What this task involves ::
Set the following entries down again exactly, line by line.

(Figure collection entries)
● ● ●

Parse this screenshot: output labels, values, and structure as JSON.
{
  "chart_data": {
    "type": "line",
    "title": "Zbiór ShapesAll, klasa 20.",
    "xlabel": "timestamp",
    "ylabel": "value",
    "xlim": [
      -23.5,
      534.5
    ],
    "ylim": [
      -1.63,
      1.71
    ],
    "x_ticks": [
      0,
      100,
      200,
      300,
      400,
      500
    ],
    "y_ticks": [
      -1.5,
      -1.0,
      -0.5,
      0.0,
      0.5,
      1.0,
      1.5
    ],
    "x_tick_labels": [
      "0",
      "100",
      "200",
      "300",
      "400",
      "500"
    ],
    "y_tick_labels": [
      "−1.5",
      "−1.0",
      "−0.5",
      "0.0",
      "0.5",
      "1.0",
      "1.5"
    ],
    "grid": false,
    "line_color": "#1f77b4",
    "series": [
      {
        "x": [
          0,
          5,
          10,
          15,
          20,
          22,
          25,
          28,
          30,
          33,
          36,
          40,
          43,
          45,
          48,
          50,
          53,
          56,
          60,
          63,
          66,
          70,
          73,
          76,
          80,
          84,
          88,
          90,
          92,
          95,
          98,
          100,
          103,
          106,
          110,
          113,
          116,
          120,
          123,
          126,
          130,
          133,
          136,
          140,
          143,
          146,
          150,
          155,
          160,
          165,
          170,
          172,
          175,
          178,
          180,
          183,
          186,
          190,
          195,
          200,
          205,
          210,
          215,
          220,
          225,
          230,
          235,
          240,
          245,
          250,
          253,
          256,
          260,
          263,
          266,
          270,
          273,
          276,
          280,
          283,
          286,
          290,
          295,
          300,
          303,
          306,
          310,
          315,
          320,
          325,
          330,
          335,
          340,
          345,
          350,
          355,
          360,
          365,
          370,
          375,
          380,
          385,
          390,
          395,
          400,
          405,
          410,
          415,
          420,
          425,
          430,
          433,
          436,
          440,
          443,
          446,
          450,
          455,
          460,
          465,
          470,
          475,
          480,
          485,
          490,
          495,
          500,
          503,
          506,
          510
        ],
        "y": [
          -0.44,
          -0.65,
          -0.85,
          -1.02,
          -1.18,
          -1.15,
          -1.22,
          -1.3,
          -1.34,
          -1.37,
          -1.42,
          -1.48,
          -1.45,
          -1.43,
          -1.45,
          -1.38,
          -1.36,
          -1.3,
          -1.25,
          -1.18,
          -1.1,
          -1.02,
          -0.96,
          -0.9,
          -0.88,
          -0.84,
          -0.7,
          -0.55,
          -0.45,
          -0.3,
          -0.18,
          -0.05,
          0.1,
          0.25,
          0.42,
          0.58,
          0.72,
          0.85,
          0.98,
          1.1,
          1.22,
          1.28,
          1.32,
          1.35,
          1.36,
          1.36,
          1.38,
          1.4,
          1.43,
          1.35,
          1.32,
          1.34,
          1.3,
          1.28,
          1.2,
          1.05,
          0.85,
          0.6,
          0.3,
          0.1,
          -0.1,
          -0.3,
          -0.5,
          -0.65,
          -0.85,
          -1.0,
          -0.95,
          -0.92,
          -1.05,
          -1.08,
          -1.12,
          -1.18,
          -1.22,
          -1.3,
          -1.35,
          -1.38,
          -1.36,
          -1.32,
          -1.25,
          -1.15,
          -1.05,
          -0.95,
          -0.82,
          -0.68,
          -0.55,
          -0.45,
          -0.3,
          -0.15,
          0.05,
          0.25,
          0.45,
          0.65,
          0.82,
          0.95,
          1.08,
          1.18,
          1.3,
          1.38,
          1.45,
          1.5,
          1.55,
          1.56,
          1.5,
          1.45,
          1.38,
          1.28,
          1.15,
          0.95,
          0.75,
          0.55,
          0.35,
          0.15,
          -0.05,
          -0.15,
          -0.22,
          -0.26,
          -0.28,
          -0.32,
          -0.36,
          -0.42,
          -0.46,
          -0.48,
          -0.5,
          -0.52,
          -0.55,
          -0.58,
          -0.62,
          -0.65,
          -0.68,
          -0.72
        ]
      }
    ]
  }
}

● ● ●

Correct response ::
Parse this screenshot: output labels, values, and structure as JSON.
{
  "chart_data": {
    "type": "line",
    "title": "Zbiór ShapesAll, klasa 20.",
    "xlabel": "timestamp",
    "ylabel": "value",
    "xlim": [
      -23.5,
      534.5
    ],
    "ylim": [
      -1.63,
      1.71
    ],
    "x_ticks": [
      0,
      100,
      200,
      300,
      400,
      500
    ],
    "y_ticks": [
      -1.5,
      -1.0,
      -0.5,
      0.0,
      0.5,
      1.0,
      1.5
    ],
    "x_tick_labels": [
      "0",
      "100",
      "200",
      "300",
      "400",
      "500"
    ],
    "y_tick_labels": [
      "−1.5",
      "−1.0",
      "−0.5",
      "0.0",
      "0.5",
      "1.0",
      "1.5"
    ],
    "grid": false,
    "line_color": "#1f77b4",
    "series": [
      {
        "x": [
          0,
          5,
          10,
          15,
          20,
          22,
          25,
          28,
          30,
          33,
          36,
          40,
          43,
          45,
          48,
          50,
          53,
          56,
          60,
          63,
          66,
          70,
          73,
          76,
          80,
          84,
          88,
          90,
          92,
          95,
          98,
          100,
          103,
          106,
          110,
          113,
          116,
          120,
          123,
          126,
          130,
          133,
          136,
          140,
          143,
          146,
          150,
          155,
          160,
          165,
          170,
          172,
          175,
          178,
          180,
          183,
          186,
          190,
          195,
          200,
          205,
          210,
          215,
          220,
          225,
          230,
          235,
          240,
          245,
          250,
          253,
          256,
          260,
          263,
          266,
          270,
          273,
          276,
          280,
          283,
          286,
          290,
          295,
          300,
          303,
          306,
          310,
          315,
          320,
          325,
          330,
          335,
          340,
          345,
          350,
          355,
          360,
          365,
          370,
          375,
          380,
          385,
          390,
          395,
          400,
          405,
          410,
          415,
          420,
          425,
          430,
          433,
          436,
          440,
          443,
          446,
          450,
          455,
          460,
          465,
          470,
          475,
          480,
          485,
          490,
          495,
          500,
          503,
          506,
          510
        ],
        "y": [
          -0.44,
          -0.65,
          -0.85,
          -1.02,
          -1.18,
          -1.15,
          -1.22,
          -1.3,
          -1.34,
          -1.37,
          -1.42,
          -1.48,
          -1.45,
          -1.43,
          -1.45,
          -1.38,
          -1.36,
          -1.3,
          -1.25,
          -1.18,
          -1.1,
          -1.02,
          -0.96,
          -0.9,
          -0.88,
          -0.84,
          -0.7,
          -0.55,
          -0.45,
          -0.3,
          -0.18,
          -0.05,
          0.1,
          0.25,
          0.42,
          0.58,
          0.72,
          0.85,
          0.98,
          1.1,
          1.22,
          1.28,
          1.32,
          1.35,
          1.36,
          1.36,
          1.38,
          1.4,
          1.43,
          1.35,
          1.32,
          1.34,
          1.3,
          1.28,
          1.2,
          1.05,
          0.85,
          0.6,
          0.3,
          0.1,
          -0.1,
          -0.3,
          -0.5,
          -0.65,
          -0.85,
          -1.0,
          -0.95,
          -0.92,
          -1.05,
          -1.08,
          -1.12,
          -1.18,
          -1.22,
          -1.3,
          -1.35,
          -1.38,
          -1.36,
          -1.32,
          -1.25,
          -1.15,
          -1.05,
          -0.95,
          -0.82,
          -0.68,
          -0.55,
          -0.45,
          -0.3,
          -0.15,
          0.05,
          0.25,
          0.45,
          0.65,
          0.82,
          0.95,
          1.08,
          1.18,
          1.3,
          1.38,
          1.45,
          1.5,
          1.55,
          1.56,
          1.5,
          1.45,
          1.38,
          1.28,
          1.15,
          0.95,
          0.75,
          0.55,
          0.35,
          0.15,
          -0.05,
          -0.15,
          -0.22,
          -0.26,
          -0.28,
          -0.32,
          -0.36,
          -0.42,
          -0.46,
          -0.48,
          -0.5,
          -0.52,
          -0.55,
          -0.58,
          -0.62,
          -0.65,
          -0.68,
          -0.72
        ]
      }
    ]
  }
}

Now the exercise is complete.